(What is needed):
Locate every line in the records below that holds the word "children" and return each one.

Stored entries
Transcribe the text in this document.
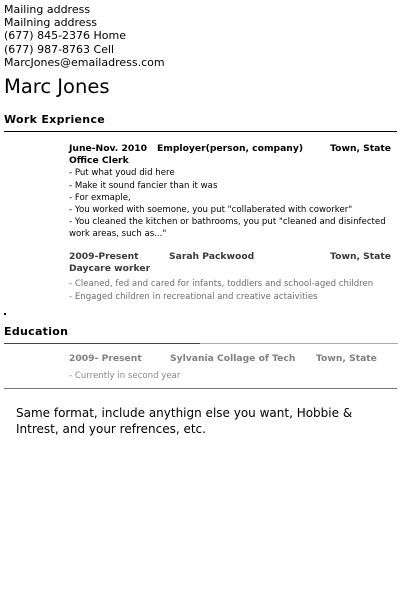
Mailing address
Mailning address
(677) 845-2376 Home
(677) 987-8763 Cell
MarcJones@emailadress.com
Marc Jones
Work Exprience
June-Nov. 2010	Employer(person, company)	Town, State
Office Clerk
- Put what youd did here
- Make it sound fancier than it was
- For exmaple,
- You worked with soemone, you put "collaberated with coworker"
- You cleaned the kitchen or bathrooms, you put "cleaned and disinfected work areas, such as..."
2009-Present	Sarah Packwood	Town, State
Daycare worker
- Cleaned, fed and cared for infants, toddlers and school-aged children
- Engaged children in recreational and creative actaivities
Education
2009- Present	Sylvania Collage of Tech	Town, State
- Currently in second year
Same format, include anythign else you want, Hobbie & Intrest, and your refrences, etc.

(Answer to this task):
- Cleaned, fed and cared for infants, toddlers and school-aged children
- Engaged children in recreational and creative actaivities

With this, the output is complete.